→ Stated goal: Reproduce every line in the listing that contains the word "respondents".

→ The input:
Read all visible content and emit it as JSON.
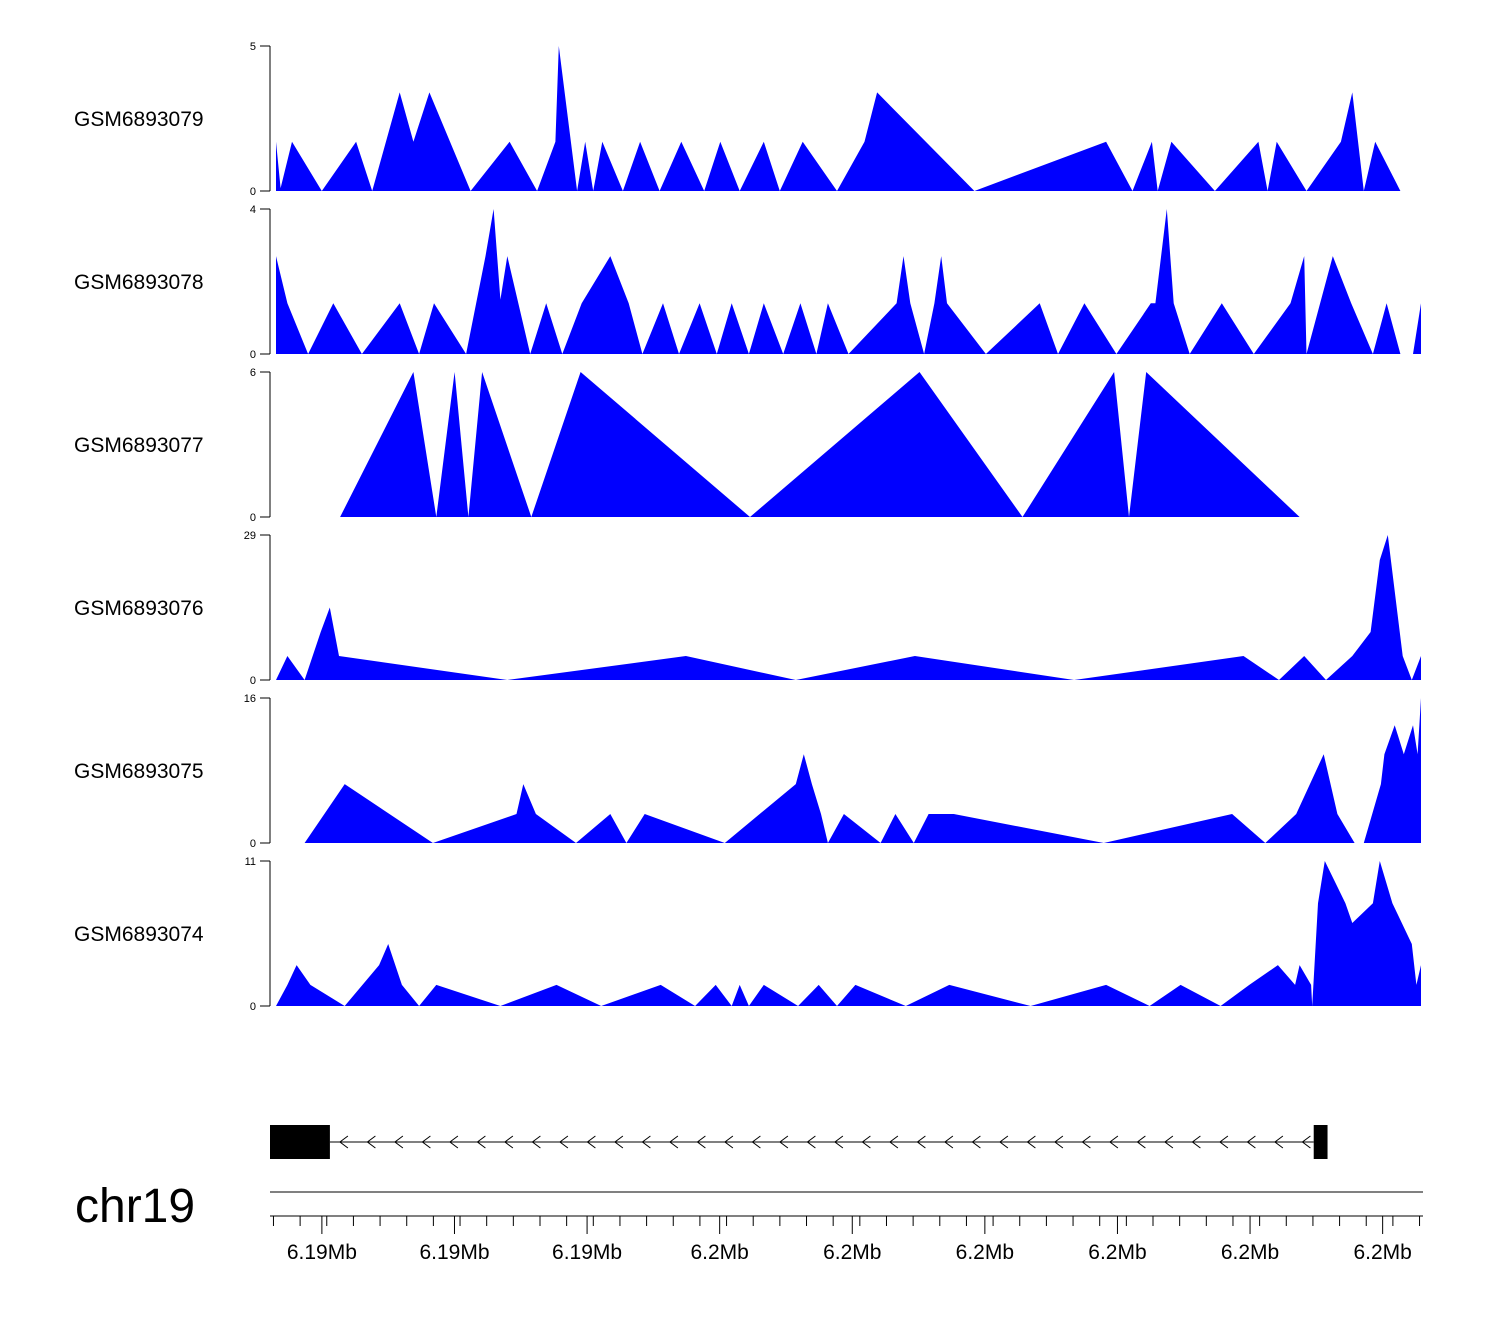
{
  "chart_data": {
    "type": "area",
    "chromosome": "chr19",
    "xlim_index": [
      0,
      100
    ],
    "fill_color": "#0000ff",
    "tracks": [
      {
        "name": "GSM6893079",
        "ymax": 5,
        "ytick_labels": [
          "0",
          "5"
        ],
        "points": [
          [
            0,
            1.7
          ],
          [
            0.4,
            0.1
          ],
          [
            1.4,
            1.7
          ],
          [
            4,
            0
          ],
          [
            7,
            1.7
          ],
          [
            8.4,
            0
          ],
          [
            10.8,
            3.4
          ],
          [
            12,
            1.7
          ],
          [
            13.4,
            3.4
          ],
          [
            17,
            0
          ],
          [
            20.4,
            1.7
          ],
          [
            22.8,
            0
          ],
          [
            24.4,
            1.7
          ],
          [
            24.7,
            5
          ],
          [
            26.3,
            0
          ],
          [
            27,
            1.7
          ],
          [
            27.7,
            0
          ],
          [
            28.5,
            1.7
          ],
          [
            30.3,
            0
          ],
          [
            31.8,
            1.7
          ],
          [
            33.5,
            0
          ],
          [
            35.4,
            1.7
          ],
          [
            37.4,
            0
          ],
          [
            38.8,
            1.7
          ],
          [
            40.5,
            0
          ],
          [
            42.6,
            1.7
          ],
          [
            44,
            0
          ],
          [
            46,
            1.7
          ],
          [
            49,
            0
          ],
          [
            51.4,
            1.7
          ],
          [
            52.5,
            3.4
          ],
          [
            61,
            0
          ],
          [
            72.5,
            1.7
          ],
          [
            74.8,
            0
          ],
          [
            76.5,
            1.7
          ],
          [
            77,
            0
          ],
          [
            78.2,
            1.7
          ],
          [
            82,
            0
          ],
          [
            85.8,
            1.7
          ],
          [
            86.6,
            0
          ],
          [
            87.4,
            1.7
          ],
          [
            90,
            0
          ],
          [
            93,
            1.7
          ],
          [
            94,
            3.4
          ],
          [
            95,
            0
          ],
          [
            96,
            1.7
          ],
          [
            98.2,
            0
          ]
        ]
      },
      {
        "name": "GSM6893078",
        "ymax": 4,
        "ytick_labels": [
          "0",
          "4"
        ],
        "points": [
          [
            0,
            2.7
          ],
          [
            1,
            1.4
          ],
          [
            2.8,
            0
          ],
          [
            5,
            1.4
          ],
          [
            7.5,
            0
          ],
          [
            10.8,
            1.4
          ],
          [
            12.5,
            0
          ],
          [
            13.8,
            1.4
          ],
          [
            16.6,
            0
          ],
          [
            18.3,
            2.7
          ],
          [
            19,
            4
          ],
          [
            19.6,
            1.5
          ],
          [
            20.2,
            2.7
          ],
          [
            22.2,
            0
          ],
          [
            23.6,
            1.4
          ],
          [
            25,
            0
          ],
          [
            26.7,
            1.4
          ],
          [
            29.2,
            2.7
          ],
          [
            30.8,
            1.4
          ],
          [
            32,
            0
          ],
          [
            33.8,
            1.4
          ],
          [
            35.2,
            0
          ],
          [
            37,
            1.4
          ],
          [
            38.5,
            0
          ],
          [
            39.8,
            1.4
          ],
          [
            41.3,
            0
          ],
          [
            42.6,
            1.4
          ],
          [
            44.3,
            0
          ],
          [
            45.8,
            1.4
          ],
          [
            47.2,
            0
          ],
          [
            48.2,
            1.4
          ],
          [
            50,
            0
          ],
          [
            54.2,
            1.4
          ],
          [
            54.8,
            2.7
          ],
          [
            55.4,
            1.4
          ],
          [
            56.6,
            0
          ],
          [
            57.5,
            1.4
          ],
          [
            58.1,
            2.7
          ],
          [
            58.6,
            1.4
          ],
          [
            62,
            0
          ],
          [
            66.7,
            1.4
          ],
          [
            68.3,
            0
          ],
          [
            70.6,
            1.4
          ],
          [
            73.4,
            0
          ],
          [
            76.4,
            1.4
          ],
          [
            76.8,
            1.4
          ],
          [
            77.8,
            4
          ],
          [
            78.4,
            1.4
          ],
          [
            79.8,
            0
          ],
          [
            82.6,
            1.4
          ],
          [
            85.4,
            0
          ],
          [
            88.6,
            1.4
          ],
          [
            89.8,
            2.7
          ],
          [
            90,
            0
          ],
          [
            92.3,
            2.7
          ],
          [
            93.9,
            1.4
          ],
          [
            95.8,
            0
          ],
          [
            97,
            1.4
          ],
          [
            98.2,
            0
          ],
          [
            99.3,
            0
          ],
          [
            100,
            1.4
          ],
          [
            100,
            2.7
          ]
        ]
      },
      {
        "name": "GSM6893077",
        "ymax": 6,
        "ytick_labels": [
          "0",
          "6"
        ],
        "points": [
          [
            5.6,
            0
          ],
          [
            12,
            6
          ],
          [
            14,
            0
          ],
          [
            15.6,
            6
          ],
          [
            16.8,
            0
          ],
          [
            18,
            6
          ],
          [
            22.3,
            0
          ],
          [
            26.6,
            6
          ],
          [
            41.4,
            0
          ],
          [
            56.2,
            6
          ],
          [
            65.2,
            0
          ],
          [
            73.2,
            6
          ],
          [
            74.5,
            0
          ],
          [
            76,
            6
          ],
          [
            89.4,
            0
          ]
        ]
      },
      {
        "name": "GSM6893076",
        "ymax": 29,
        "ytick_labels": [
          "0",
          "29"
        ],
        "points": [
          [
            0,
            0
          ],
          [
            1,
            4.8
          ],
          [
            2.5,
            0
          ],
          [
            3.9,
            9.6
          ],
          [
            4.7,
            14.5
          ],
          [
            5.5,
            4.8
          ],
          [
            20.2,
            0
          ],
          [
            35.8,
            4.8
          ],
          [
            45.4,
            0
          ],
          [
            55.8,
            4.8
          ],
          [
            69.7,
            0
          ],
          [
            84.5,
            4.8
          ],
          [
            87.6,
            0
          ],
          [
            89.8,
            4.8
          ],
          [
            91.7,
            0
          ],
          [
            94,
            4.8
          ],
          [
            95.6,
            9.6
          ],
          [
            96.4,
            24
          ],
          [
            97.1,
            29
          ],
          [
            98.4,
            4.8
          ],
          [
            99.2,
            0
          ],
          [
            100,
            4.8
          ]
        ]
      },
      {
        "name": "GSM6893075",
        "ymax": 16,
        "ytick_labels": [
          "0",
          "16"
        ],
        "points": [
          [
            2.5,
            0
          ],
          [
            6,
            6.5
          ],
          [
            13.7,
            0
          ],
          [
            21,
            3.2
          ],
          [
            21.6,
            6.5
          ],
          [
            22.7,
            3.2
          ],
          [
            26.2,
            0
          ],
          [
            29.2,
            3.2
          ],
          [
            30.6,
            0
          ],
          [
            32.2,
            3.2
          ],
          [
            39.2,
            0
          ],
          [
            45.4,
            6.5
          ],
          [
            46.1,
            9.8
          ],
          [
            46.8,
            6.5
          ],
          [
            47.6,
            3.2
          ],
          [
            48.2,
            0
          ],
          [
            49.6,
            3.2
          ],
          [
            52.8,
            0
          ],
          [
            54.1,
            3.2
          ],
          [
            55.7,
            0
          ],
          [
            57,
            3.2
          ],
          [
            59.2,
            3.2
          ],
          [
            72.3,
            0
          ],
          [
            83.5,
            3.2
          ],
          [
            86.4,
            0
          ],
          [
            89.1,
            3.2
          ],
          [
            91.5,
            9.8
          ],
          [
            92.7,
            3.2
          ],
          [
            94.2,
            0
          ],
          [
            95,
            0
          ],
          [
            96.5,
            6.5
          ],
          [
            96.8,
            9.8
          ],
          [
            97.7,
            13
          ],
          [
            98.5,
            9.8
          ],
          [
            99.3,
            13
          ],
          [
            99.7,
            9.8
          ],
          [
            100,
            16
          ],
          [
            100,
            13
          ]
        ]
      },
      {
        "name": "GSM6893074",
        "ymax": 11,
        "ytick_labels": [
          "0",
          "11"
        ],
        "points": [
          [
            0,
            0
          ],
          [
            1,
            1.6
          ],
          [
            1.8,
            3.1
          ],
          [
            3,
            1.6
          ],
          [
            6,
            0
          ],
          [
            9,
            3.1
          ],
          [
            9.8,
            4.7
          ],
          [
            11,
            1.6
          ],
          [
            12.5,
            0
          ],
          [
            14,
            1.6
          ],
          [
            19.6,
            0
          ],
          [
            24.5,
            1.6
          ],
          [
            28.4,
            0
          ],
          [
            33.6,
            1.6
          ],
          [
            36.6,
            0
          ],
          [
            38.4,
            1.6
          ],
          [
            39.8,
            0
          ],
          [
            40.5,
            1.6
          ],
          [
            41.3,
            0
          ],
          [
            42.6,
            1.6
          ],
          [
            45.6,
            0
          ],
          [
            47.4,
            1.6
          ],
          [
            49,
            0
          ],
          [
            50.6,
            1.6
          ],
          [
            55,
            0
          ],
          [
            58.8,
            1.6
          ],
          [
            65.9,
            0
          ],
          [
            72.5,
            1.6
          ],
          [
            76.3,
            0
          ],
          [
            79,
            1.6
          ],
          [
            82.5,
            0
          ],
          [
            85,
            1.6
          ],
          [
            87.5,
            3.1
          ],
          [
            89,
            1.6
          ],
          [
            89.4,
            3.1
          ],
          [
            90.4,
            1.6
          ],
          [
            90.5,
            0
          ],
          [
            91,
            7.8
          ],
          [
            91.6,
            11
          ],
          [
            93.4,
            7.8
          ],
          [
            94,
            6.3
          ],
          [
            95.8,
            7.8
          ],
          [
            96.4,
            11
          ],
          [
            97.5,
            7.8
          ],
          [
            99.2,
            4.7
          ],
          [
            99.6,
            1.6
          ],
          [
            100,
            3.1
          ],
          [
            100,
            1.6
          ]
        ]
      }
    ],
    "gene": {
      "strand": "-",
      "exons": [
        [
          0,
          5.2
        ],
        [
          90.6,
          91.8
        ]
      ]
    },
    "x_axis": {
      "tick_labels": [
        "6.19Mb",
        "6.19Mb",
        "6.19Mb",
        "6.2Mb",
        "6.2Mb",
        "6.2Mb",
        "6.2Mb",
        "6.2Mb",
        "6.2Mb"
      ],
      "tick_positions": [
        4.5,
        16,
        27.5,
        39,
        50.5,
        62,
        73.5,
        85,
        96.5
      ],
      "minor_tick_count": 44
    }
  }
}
---
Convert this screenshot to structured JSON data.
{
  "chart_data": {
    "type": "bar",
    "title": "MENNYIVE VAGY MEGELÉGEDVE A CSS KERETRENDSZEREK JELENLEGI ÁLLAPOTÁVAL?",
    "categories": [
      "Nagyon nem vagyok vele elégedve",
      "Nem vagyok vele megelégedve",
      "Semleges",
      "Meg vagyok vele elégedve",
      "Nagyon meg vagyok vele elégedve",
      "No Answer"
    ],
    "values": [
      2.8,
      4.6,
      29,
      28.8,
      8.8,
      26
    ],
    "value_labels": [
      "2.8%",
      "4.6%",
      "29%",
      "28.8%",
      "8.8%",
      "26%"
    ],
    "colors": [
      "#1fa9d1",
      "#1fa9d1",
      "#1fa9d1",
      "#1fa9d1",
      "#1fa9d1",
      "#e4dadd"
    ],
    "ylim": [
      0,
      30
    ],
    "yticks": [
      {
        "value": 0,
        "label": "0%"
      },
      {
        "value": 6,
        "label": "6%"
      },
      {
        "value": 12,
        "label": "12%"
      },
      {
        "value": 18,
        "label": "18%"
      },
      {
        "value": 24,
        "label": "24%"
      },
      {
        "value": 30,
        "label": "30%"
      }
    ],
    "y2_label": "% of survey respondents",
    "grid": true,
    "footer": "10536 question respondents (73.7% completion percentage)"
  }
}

→ Answer to this problem:
    "y2_label": "% of survey respondents",
    "footer": "10536 question respondents (73.7% completion percentage)"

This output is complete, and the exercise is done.